>> START Material for this task

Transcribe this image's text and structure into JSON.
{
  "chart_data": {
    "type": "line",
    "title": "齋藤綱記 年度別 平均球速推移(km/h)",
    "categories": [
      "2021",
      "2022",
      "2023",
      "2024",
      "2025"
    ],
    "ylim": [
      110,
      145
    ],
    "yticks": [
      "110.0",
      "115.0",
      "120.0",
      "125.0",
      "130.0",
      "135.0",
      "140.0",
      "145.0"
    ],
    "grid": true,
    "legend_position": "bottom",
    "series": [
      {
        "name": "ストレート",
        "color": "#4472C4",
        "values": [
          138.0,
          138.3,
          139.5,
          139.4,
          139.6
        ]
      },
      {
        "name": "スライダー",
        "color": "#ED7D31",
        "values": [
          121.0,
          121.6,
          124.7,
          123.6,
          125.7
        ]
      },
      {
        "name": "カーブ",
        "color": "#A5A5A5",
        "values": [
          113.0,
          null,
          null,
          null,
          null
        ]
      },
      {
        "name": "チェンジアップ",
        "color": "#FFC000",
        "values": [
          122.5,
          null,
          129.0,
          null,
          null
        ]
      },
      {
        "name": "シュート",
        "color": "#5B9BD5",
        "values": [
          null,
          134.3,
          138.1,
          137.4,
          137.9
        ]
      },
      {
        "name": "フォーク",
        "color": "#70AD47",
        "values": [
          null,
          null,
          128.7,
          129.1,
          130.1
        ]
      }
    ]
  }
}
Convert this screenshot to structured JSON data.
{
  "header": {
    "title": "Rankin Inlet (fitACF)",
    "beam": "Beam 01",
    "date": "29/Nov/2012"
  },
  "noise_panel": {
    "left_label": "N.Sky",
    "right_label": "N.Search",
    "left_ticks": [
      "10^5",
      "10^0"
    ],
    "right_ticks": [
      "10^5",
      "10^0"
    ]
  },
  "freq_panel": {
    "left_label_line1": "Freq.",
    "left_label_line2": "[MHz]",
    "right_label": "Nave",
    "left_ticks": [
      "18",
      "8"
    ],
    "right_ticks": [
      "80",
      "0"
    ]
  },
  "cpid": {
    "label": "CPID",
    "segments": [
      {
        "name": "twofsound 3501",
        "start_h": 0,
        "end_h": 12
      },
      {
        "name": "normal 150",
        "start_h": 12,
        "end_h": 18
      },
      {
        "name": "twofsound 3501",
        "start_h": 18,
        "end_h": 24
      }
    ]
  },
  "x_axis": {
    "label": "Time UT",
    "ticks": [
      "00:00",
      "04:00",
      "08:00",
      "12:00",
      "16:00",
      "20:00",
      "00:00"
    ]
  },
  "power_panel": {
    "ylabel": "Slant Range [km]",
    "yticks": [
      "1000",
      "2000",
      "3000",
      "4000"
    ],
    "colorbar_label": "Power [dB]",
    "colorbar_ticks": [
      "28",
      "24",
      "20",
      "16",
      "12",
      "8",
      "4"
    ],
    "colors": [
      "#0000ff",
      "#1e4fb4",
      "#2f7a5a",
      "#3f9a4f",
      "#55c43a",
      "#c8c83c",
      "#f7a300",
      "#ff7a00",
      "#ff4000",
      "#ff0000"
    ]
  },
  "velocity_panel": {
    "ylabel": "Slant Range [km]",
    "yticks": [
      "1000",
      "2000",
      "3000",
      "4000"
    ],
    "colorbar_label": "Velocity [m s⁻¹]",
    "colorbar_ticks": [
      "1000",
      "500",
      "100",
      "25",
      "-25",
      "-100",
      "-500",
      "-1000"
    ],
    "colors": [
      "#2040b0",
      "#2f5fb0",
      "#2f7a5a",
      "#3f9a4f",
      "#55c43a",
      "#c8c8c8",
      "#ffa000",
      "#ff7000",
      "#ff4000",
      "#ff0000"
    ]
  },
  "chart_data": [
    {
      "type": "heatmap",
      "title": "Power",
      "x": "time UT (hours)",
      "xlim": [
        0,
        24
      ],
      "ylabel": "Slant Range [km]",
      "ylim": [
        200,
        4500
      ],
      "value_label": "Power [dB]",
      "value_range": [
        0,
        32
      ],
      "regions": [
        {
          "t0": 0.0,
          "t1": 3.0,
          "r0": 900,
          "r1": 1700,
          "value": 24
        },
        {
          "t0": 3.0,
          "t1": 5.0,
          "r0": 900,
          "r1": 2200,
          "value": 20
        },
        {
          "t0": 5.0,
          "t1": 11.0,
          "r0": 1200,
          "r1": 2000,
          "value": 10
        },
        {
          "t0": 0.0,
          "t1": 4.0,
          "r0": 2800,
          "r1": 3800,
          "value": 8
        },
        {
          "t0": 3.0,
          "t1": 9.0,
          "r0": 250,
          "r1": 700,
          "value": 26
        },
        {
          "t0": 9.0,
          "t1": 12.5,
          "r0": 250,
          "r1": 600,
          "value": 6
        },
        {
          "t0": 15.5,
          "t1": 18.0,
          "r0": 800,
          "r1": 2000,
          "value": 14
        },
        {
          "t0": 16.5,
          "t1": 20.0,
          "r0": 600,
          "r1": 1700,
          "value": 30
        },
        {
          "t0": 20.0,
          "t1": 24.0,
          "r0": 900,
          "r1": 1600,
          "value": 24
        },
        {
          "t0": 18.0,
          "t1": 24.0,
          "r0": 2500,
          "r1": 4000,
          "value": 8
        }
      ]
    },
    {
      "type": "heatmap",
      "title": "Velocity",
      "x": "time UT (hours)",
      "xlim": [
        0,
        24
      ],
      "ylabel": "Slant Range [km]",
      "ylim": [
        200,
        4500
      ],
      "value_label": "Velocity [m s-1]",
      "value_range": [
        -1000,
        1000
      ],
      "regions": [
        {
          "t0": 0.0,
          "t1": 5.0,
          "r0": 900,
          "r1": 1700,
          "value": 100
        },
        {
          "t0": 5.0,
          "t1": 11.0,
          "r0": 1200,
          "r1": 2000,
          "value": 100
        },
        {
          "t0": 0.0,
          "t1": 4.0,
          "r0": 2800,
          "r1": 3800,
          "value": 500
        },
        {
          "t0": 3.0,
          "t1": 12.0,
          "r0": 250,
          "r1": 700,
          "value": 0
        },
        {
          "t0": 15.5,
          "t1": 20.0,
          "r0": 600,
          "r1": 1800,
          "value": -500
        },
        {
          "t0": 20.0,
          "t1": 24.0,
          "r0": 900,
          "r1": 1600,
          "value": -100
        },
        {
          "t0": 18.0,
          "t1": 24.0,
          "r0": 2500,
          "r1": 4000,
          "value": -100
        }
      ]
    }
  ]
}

>> END Material for this task

| Task statement |
Transcribe every entry word for word.

| Answer for the task |
Transcribe this image's text and structure into JSON.
{
  "chart_data": {
    "type": "line",
    "title": "齋藤綱記 年度別 平均球速推移(km/h)",
    "categories": [
      "2021",
      "2022",
      "2023",
      "2024",
      "2025"
    ],
    "ylim": [
      110,
      145
    ],
    "yticks": [
      "110.0",
      "115.0",
      "120.0",
      "125.0",
      "130.0",
      "135.0",
      "140.0",
      "145.0"
    ],
    "grid": true,
    "legend_position": "bottom",
    "series": [
      {
        "name": "ストレート",
        "color": "#4472C4",
        "values": [
          138.0,
          138.3,
          139.5,
          139.4,
          139.6
        ]
      },
      {
        "name": "スライダー",
        "color": "#ED7D31",
        "values": [
          121.0,
          121.6,
          124.7,
          123.6,
          125.7
        ]
      },
      {
        "name": "カーブ",
        "color": "#A5A5A5",
        "values": [
          113.0,
          null,
          null,
          null,
          null
        ]
      },
      {
        "name": "チェンジアップ",
        "color": "#FFC000",
        "values": [
          122.5,
          null,
          129.0,
          null,
          null
        ]
      },
      {
        "name": "シュート",
        "color": "#5B9BD5",
        "values": [
          null,
          134.3,
          138.1,
          137.4,
          137.9
        ]
      },
      {
        "name": "フォーク",
        "color": "#70AD47",
        "values": [
          null,
          null,
          128.7,
          129.1,
          130.1
        ]
      }
    ]
  }
}
Convert this screenshot to structured JSON data.
{
  "header": {
    "title": "Rankin Inlet (fitACF)",
    "beam": "Beam 01",
    "date": "29/Nov/2012"
  },
  "noise_panel": {
    "left_label": "N.Sky",
    "right_label": "N.Search",
    "left_ticks": [
      "10^5",
      "10^0"
    ],
    "right_ticks": [
      "10^5",
      "10^0"
    ]
  },
  "freq_panel": {
    "left_label_line1": "Freq.",
    "left_label_line2": "[MHz]",
    "right_label": "Nave",
    "left_ticks": [
      "18",
      "8"
    ],
    "right_ticks": [
      "80",
      "0"
    ]
  },
  "cpid": {
    "label": "CPID",
    "segments": [
      {
        "name": "twofsound 3501",
        "start_h": 0,
        "end_h": 12
      },
      {
        "name": "normal 150",
        "start_h": 12,
        "end_h": 18
      },
      {
        "name": "twofsound 3501",
        "start_h": 18,
        "end_h": 24
      }
    ]
  },
  "x_axis": {
    "label": "Time UT",
    "ticks": [
      "00:00",
      "04:00",
      "08:00",
      "12:00",
      "16:00",
      "20:00",
      "00:00"
    ]
  },
  "power_panel": {
    "ylabel": "Slant Range [km]",
    "yticks": [
      "1000",
      "2000",
      "3000",
      "4000"
    ],
    "colorbar_label": "Power [dB]",
    "colorbar_ticks": [
      "28",
      "24",
      "20",
      "16",
      "12",
      "8",
      "4"
    ],
    "colors": [
      "#0000ff",
      "#1e4fb4",
      "#2f7a5a",
      "#3f9a4f",
      "#55c43a",
      "#c8c83c",
      "#f7a300",
      "#ff7a00",
      "#ff4000",
      "#ff0000"
    ]
  },
  "velocity_panel": {
    "ylabel": "Slant Range [km]",
    "yticks": [
      "1000",
      "2000",
      "3000",
      "4000"
    ],
    "colorbar_label": "Velocity [m s⁻¹]",
    "colorbar_ticks": [
      "1000",
      "500",
      "100",
      "25",
      "-25",
      "-100",
      "-500",
      "-1000"
    ],
    "colors": [
      "#2040b0",
      "#2f5fb0",
      "#2f7a5a",
      "#3f9a4f",
      "#55c43a",
      "#c8c8c8",
      "#ffa000",
      "#ff7000",
      "#ff4000",
      "#ff0000"
    ]
  },
  "chart_data": [
    {
      "type": "heatmap",
      "title": "Power",
      "x": "time UT (hours)",
      "xlim": [
        0,
        24
      ],
      "ylabel": "Slant Range [km]",
      "ylim": [
        200,
        4500
      ],
      "value_label": "Power [dB]",
      "value_range": [
        0,
        32
      ],
      "regions": [
        {
          "t0": 0.0,
          "t1": 3.0,
          "r0": 900,
          "r1": 1700,
          "value": 24
        },
        {
          "t0": 3.0,
          "t1": 5.0,
          "r0": 900,
          "r1": 2200,
          "value": 20
        },
        {
          "t0": 5.0,
          "t1": 11.0,
          "r0": 1200,
          "r1": 2000,
          "value": 10
        },
        {
          "t0": 0.0,
          "t1": 4.0,
          "r0": 2800,
          "r1": 3800,
          "value": 8
        },
        {
          "t0": 3.0,
          "t1": 9.0,
          "r0": 250,
          "r1": 700,
          "value": 26
        },
        {
          "t0": 9.0,
          "t1": 12.5,
          "r0": 250,
          "r1": 600,
          "value": 6
        },
        {
          "t0": 15.5,
          "t1": 18.0,
          "r0": 800,
          "r1": 2000,
          "value": 14
        },
        {
          "t0": 16.5,
          "t1": 20.0,
          "r0": 600,
          "r1": 1700,
          "value": 30
        },
        {
          "t0": 20.0,
          "t1": 24.0,
          "r0": 900,
          "r1": 1600,
          "value": 24
        },
        {
          "t0": 18.0,
          "t1": 24.0,
          "r0": 2500,
          "r1": 4000,
          "value": 8
        }
      ]
    },
    {
      "type": "heatmap",
      "title": "Velocity",
      "x": "time UT (hours)",
      "xlim": [
        0,
        24
      ],
      "ylabel": "Slant Range [km]",
      "ylim": [
        200,
        4500
      ],
      "value_label": "Velocity [m s-1]",
      "value_range": [
        -1000,
        1000
      ],
      "regions": [
        {
          "t0": 0.0,
          "t1": 5.0,
          "r0": 900,
          "r1": 1700,
          "value": 100
        },
        {
          "t0": 5.0,
          "t1": 11.0,
          "r0": 1200,
          "r1": 2000,
          "value": 100
        },
        {
          "t0": 0.0,
          "t1": 4.0,
          "r0": 2800,
          "r1": 3800,
          "value": 500
        },
        {
          "t0": 3.0,
          "t1": 12.0,
          "r0": 250,
          "r1": 700,
          "value": 0
        },
        {
          "t0": 15.5,
          "t1": 20.0,
          "r0": 600,
          "r1": 1800,
          "value": -500
        },
        {
          "t0": 20.0,
          "t1": 24.0,
          "r0": 900,
          "r1": 1600,
          "value": -100
        },
        {
          "t0": 18.0,
          "t1": 24.0,
          "r0": 2500,
          "r1": 4000,
          "value": -100
        }
      ]
    }
  ]
}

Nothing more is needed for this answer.